[AIM]
Repeat the records below exactly, leaving out any pictures.

[Figure record listings]
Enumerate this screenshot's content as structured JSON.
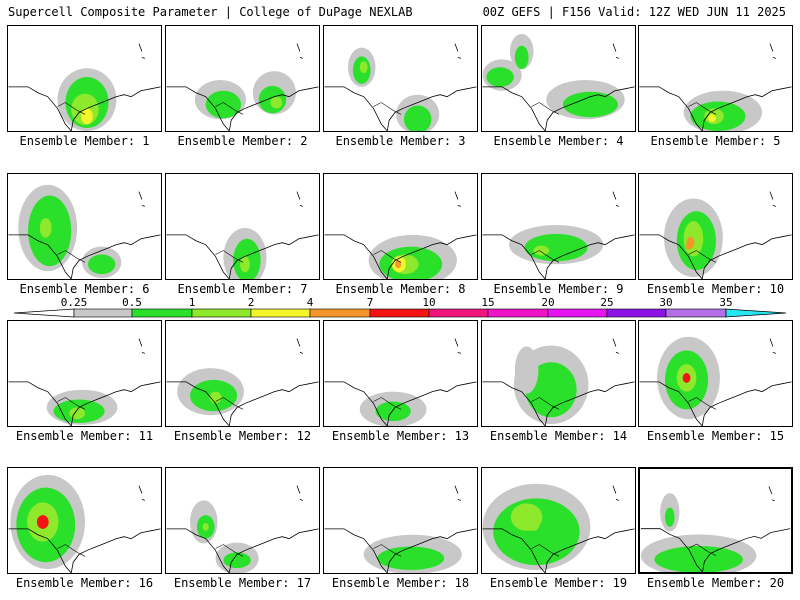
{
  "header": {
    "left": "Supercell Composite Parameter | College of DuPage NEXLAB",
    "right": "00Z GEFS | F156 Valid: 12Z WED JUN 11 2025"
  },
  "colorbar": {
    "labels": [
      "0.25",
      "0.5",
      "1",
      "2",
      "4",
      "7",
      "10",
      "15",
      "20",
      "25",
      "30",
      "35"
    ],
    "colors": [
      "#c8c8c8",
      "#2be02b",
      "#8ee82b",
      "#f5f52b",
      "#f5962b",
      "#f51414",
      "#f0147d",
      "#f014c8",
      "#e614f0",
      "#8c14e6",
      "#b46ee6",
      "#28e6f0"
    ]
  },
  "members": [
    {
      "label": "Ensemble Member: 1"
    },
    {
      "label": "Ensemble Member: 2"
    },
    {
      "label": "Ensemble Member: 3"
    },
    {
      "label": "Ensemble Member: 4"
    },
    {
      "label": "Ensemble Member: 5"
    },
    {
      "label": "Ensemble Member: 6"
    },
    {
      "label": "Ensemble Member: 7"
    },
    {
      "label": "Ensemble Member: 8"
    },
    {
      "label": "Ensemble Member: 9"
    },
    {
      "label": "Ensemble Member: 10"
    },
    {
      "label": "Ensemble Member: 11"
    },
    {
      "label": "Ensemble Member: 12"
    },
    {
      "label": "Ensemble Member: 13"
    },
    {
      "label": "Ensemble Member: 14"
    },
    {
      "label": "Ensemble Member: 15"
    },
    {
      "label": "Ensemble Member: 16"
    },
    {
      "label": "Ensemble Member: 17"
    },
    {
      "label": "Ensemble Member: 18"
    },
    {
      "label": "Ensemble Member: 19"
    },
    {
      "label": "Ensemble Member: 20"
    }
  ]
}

[FULL OUTPUT]
Enumerate this screenshot's content as structured JSON.
{
  "header": {
    "left": "Supercell Composite Parameter | College of DuPage NEXLAB",
    "right": "00Z GEFS | F156 Valid: 12Z WED JUN 11 2025"
  },
  "colorbar": {
    "labels": [
      "0.25",
      "0.5",
      "1",
      "2",
      "4",
      "7",
      "10",
      "15",
      "20",
      "25",
      "30",
      "35"
    ],
    "colors": [
      "#c8c8c8",
      "#2be02b",
      "#8ee82b",
      "#f5f52b",
      "#f5962b",
      "#f51414",
      "#f0147d",
      "#f014c8",
      "#e614f0",
      "#8c14e6",
      "#b46ee6",
      "#28e6f0"
    ]
  },
  "members": [
    {
      "label": "Ensemble Member: 1"
    },
    {
      "label": "Ensemble Member: 2"
    },
    {
      "label": "Ensemble Member: 3"
    },
    {
      "label": "Ensemble Member: 4"
    },
    {
      "label": "Ensemble Member: 5"
    },
    {
      "label": "Ensemble Member: 6"
    },
    {
      "label": "Ensemble Member: 7"
    },
    {
      "label": "Ensemble Member: 8"
    },
    {
      "label": "Ensemble Member: 9"
    },
    {
      "label": "Ensemble Member: 10"
    },
    {
      "label": "Ensemble Member: 11"
    },
    {
      "label": "Ensemble Member: 12"
    },
    {
      "label": "Ensemble Member: 13"
    },
    {
      "label": "Ensemble Member: 14"
    },
    {
      "label": "Ensemble Member: 15"
    },
    {
      "label": "Ensemble Member: 16"
    },
    {
      "label": "Ensemble Member: 17"
    },
    {
      "label": "Ensemble Member: 18"
    },
    {
      "label": "Ensemble Member: 19"
    },
    {
      "label": "Ensemble Member: 20"
    }
  ]
}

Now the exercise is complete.